Reproduce the lines from the start of the records through the line containing "star-icon — [242, 497, 262, 522]", keeping both ends.

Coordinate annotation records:
(begin)

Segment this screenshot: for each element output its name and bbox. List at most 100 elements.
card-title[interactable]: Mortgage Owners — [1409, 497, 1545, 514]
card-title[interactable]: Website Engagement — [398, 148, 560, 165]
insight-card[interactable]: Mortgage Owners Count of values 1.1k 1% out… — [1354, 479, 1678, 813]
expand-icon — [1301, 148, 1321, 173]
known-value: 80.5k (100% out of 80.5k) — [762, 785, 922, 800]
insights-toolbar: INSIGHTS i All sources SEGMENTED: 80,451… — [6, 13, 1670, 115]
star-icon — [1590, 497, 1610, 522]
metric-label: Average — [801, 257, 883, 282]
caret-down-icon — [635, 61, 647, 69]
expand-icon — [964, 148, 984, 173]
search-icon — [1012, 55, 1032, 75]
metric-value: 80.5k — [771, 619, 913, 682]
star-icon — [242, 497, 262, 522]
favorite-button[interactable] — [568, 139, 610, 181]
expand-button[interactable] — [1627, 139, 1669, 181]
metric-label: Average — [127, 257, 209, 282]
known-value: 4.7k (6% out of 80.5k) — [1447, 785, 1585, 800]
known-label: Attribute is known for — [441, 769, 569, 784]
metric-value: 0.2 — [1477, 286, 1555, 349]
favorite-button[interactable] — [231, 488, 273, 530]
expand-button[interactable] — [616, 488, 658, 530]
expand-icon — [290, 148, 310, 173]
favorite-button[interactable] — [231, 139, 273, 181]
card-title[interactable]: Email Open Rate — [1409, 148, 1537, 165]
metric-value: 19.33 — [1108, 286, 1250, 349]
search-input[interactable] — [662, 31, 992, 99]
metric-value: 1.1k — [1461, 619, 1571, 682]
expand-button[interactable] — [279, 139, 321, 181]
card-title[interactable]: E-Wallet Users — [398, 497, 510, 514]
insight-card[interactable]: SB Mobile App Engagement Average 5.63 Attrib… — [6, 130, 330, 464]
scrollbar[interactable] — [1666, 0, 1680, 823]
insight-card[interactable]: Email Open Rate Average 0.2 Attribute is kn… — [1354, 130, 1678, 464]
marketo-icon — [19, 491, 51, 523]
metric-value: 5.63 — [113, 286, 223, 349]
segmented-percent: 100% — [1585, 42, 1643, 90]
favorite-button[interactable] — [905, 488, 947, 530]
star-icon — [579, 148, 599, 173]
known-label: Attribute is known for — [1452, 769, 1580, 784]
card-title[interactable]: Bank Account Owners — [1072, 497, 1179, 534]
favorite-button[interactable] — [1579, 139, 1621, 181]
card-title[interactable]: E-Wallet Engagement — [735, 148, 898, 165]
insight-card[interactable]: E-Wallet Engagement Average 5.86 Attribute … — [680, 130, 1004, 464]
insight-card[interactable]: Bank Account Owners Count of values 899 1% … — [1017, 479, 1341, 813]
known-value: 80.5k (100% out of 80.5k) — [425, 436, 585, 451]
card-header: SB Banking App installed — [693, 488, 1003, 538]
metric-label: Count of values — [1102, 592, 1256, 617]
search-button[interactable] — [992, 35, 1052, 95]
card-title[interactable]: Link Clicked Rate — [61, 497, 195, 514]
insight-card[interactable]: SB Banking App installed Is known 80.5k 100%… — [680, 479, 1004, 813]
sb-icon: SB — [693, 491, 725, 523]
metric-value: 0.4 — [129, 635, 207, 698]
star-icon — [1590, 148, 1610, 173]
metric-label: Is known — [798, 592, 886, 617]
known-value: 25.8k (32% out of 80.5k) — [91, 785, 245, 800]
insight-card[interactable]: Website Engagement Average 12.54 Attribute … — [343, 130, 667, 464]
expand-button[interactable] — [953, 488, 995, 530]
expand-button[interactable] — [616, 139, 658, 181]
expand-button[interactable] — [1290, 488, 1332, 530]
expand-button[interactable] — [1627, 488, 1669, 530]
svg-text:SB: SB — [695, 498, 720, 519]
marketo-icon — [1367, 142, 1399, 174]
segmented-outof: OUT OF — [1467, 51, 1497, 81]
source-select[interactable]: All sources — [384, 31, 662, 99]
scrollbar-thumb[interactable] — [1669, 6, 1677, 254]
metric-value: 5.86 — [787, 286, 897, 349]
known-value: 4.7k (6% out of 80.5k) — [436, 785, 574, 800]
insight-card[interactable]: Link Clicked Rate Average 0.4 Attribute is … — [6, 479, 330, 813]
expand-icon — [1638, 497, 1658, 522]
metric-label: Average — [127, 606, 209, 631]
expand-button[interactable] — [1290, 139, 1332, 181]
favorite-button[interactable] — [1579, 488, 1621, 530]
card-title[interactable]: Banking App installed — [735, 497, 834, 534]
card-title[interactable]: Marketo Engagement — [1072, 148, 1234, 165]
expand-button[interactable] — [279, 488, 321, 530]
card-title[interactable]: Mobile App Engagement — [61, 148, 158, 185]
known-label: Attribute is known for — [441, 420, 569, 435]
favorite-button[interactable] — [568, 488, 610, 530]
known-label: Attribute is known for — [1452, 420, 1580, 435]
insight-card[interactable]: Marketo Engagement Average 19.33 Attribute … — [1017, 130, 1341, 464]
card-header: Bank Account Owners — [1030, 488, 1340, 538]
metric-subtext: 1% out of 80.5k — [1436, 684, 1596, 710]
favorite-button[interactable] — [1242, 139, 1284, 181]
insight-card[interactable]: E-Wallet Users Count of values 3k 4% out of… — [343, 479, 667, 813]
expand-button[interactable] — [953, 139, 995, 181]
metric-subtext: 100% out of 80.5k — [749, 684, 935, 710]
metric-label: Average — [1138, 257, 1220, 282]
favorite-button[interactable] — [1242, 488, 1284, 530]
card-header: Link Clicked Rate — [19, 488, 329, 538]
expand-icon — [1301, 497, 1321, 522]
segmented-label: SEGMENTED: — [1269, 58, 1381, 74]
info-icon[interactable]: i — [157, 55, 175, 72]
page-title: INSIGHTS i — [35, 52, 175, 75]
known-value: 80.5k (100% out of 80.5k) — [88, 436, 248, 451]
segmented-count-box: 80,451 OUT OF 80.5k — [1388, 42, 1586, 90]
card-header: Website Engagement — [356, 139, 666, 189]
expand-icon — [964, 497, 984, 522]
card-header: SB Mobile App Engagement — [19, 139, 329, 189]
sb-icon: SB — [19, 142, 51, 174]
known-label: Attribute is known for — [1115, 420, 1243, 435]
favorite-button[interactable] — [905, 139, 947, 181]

(end)

-- CORRECT ANSWER --
Segment this screenshot: for each element output its name and bbox. List at most 100 elements.
card-title[interactable]: Mortgage Owners — [1409, 497, 1545, 514]
card-title[interactable]: Website Engagement — [398, 148, 560, 165]
insight-card[interactable]: Mortgage Owners Count of values 1.1k 1% out… — [1354, 479, 1678, 813]
expand-icon — [1301, 148, 1321, 173]
known-value: 80.5k (100% out of 80.5k) — [762, 785, 922, 800]
insights-toolbar: INSIGHTS i All sources SEGMENTED: 80,451… — [6, 13, 1670, 115]
star-icon — [1590, 497, 1610, 522]
metric-label: Average — [801, 257, 883, 282]
caret-down-icon — [635, 61, 647, 69]
expand-icon — [964, 148, 984, 173]
search-icon — [1012, 55, 1032, 75]
metric-value: 80.5k — [771, 619, 913, 682]
star-icon — [242, 497, 262, 522]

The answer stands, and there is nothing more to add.